>> START Information supplied

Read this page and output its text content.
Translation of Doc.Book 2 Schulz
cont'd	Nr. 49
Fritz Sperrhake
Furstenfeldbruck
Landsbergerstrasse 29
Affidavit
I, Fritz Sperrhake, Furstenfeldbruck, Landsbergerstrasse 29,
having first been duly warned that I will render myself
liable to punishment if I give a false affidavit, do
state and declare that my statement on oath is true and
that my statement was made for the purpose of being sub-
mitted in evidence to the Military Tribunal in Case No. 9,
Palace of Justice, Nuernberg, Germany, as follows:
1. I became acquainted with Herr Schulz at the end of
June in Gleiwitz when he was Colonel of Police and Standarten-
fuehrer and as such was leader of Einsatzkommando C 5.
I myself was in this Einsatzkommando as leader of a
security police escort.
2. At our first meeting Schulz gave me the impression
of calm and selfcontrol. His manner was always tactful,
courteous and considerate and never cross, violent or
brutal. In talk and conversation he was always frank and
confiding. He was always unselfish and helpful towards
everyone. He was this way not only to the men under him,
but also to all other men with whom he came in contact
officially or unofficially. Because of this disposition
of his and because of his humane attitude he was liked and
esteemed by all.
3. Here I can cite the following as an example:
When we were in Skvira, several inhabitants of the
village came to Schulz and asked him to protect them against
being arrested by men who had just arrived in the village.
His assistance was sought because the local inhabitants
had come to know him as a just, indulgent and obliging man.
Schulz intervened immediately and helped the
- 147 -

>> END Information supplied
>> START Information supplied

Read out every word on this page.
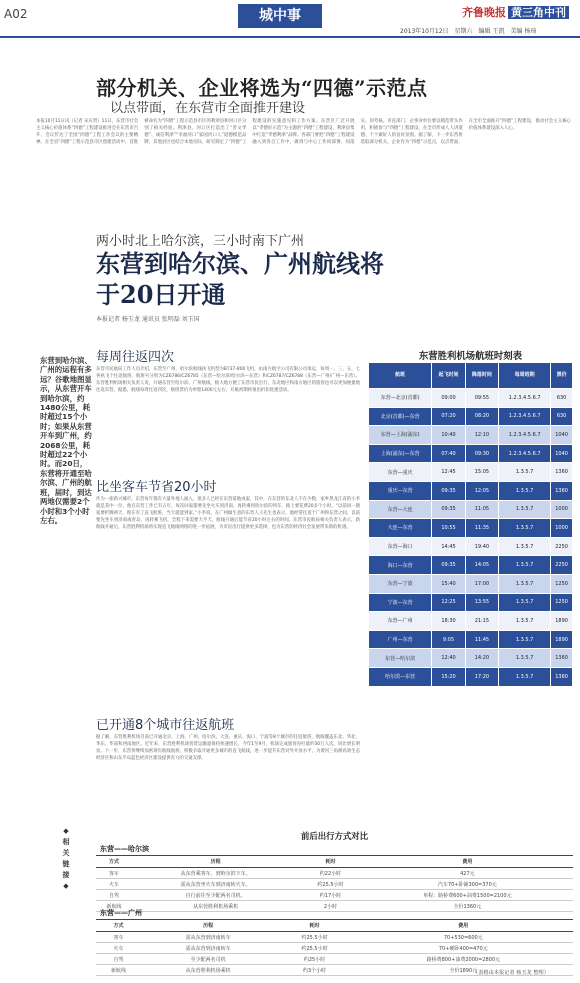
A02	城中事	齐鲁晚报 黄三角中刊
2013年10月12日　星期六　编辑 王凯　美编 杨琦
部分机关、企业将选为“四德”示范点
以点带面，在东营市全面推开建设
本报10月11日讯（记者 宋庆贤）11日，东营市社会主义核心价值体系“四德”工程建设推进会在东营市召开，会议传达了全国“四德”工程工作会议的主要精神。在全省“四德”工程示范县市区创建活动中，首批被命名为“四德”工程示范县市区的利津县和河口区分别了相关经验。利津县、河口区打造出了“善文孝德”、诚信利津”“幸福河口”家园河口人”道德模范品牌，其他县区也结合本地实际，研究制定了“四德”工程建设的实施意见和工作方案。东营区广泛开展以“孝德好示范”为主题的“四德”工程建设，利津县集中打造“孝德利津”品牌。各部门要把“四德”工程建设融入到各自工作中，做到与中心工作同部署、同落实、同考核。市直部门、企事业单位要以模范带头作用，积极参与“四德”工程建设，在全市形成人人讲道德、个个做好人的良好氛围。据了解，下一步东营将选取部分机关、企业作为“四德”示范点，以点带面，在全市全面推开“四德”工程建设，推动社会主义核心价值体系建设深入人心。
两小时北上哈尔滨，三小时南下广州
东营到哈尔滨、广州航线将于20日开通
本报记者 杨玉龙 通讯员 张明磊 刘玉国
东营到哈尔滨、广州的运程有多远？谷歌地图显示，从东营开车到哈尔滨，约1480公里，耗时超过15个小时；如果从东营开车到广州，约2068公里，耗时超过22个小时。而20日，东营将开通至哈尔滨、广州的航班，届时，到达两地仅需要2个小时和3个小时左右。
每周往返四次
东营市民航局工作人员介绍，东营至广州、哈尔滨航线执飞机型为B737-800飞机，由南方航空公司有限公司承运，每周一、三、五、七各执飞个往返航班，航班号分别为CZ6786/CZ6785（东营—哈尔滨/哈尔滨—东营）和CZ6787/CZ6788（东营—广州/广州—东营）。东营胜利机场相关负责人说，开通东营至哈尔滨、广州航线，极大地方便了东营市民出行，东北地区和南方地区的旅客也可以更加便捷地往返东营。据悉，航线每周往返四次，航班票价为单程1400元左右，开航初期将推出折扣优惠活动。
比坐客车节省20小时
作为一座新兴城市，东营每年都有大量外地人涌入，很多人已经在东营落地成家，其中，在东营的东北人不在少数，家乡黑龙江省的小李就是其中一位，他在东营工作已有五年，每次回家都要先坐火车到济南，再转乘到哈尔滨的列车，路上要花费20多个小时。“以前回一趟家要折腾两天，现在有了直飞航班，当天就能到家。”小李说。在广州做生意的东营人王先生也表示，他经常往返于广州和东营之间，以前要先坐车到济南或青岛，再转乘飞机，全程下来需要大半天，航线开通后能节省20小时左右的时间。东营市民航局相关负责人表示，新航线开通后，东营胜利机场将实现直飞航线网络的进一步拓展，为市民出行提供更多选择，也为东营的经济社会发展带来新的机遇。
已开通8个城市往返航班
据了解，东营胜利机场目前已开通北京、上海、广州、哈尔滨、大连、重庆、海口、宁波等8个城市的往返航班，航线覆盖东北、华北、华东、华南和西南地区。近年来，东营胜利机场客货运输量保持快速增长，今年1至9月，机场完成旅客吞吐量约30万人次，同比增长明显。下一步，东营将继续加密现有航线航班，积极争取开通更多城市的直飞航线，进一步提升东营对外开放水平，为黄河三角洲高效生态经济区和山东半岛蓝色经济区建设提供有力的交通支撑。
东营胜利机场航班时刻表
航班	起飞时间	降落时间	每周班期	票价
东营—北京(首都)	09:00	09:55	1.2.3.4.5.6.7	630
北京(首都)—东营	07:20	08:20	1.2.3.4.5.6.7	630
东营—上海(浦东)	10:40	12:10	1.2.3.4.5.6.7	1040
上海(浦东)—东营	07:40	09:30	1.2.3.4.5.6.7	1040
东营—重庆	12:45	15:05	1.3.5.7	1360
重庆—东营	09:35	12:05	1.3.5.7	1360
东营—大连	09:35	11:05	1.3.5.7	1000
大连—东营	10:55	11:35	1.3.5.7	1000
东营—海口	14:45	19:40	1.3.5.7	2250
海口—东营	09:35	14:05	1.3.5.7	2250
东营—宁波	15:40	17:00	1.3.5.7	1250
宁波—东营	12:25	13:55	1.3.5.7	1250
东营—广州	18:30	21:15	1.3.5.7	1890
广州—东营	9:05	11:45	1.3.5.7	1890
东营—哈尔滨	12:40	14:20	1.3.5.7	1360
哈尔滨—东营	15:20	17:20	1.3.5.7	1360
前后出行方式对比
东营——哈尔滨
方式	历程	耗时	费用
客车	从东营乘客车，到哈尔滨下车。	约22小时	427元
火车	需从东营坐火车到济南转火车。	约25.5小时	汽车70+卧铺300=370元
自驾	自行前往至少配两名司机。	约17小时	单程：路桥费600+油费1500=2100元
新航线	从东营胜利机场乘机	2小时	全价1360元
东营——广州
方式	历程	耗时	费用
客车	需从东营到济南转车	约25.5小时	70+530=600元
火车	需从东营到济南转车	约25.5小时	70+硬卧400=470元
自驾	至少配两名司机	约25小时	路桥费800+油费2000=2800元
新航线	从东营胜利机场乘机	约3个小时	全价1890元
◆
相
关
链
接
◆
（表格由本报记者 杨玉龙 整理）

>> END Information supplied

- [What needs to be done]:
In the entries above, find the lines containing the word "page" and say how many there are, with no other words.

- [Correct response]:
2